» **What you are asked to do**
Reproduce every entry exactly, without alteration.

» **Rows**

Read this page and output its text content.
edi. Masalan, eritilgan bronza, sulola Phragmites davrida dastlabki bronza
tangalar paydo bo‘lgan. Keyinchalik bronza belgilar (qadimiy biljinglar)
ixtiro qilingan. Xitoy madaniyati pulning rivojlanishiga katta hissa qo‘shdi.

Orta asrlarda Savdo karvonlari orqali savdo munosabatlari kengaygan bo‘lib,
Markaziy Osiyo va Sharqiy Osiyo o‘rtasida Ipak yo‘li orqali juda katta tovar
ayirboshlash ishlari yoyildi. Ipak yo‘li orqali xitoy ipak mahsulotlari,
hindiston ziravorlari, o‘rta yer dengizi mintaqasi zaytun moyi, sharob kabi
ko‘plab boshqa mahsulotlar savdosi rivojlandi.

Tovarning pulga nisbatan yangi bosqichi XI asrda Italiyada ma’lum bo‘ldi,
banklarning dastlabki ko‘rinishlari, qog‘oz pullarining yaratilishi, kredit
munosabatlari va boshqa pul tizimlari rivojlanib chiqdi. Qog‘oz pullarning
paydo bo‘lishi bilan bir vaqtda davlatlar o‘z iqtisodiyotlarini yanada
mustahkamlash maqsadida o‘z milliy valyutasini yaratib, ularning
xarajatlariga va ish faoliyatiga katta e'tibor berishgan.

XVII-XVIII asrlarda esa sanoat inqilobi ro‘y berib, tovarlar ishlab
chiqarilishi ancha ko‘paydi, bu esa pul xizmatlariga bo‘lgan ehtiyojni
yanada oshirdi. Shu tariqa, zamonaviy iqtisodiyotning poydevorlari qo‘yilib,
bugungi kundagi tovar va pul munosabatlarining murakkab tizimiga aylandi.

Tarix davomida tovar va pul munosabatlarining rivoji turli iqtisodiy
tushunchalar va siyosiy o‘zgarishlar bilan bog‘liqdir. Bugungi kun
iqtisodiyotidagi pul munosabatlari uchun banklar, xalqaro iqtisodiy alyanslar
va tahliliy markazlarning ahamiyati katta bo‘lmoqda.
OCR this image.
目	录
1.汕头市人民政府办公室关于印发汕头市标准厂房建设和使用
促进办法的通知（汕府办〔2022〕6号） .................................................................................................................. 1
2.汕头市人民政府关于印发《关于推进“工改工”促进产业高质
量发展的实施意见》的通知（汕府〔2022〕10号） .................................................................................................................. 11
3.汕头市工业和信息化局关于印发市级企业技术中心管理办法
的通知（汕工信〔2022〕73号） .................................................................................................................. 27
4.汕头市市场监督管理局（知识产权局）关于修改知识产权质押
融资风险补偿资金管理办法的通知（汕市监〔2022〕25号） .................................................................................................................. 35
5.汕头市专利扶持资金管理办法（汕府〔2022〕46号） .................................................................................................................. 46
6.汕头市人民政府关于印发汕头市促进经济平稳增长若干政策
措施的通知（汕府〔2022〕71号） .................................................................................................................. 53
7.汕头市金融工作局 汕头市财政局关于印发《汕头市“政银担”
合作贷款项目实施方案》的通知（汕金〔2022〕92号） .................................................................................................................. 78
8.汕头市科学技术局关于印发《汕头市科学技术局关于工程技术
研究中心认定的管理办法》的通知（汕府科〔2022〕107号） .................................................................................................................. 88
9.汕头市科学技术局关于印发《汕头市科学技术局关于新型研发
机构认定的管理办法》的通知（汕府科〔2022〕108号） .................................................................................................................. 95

» **Output for this exercise**
Read this page and output its text content.
edi. Masalan, eritilgan bronza, sulola Phragmites davrida dastlabki bronza
tangalar paydo bo‘lgan. Keyinchalik bronza belgilar (qadimiy biljinglar)
ixtiro qilingan. Xitoy madaniyati pulning rivojlanishiga katta hissa qo‘shdi.

Orta asrlarda Savdo karvonlari orqali savdo munosabatlari kengaygan bo‘lib,
Markaziy Osiyo va Sharqiy Osiyo o‘rtasida Ipak yo‘li orqali juda katta tovar
ayirboshlash ishlari yoyildi. Ipak yo‘li orqali xitoy ipak mahsulotlari,
hindiston ziravorlari, o‘rta yer dengizi mintaqasi zaytun moyi, sharob kabi
ko‘plab boshqa mahsulotlar savdosi rivojlandi.

Tovarning pulga nisbatan yangi bosqichi XI asrda Italiyada ma’lum bo‘ldi,
banklarning dastlabki ko‘rinishlari, qog‘oz pullarining yaratilishi, kredit
munosabatlari va boshqa pul tizimlari rivojlanib chiqdi. Qog‘oz pullarning
paydo bo‘lishi bilan bir vaqtda davlatlar o‘z iqtisodiyotlarini yanada
mustahkamlash maqsadida o‘z milliy valyutasini yaratib, ularning
xarajatlariga va ish faoliyatiga katta e'tibor berishgan.

XVII-XVIII asrlarda esa sanoat inqilobi ro‘y berib, tovarlar ishlab
chiqarilishi ancha ko‘paydi, bu esa pul xizmatlariga bo‘lgan ehtiyojni
yanada oshirdi. Shu tariqa, zamonaviy iqtisodiyotning poydevorlari qo‘yilib,
bugungi kundagi tovar va pul munosabatlarining murakkab tizimiga aylandi.

Tarix davomida tovar va pul munosabatlarining rivoji turli iqtisodiy
tushunchalar va siyosiy o‘zgarishlar bilan bog‘liqdir. Bugungi kun
iqtisodiyotidagi pul munosabatlari uchun banklar, xalqaro iqtisodiy alyanslar
va tahliliy markazlarning ahamiyati katta bo‘lmoqda.
OCR this image.
目	录
1.汕头市人民政府办公室关于印发汕头市标准厂房建设和使用
促进办法的通知（汕府办〔2022〕6号） .................................................................................................................. 1
2.汕头市人民政府关于印发《关于推进“工改工”促进产业高质
量发展的实施意见》的通知（汕府〔2022〕10号） .................................................................................................................. 11
3.汕头市工业和信息化局关于印发市级企业技术中心管理办法
的通知（汕工信〔2022〕73号） .................................................................................................................. 27
4.汕头市市场监督管理局（知识产权局）关于修改知识产权质押
融资风险补偿资金管理办法的通知（汕市监〔2022〕25号） .................................................................................................................. 35
5.汕头市专利扶持资金管理办法（汕府〔2022〕46号） .................................................................................................................. 46
6.汕头市人民政府关于印发汕头市促进经济平稳增长若干政策
措施的通知（汕府〔2022〕71号） .................................................................................................................. 53
7.汕头市金融工作局 汕头市财政局关于印发《汕头市“政银担”
合作贷款项目实施方案》的通知（汕金〔2022〕92号） .................................................................................................................. 78
8.汕头市科学技术局关于印发《汕头市科学技术局关于工程技术
研究中心认定的管理办法》的通知（汕府科〔2022〕107号） .................................................................................................................. 88
9.汕头市科学技术局关于印发《汕头市科学技术局关于新型研发
机构认定的管理办法》的通知（汕府科〔2022〕108号） .................................................................................................................. 95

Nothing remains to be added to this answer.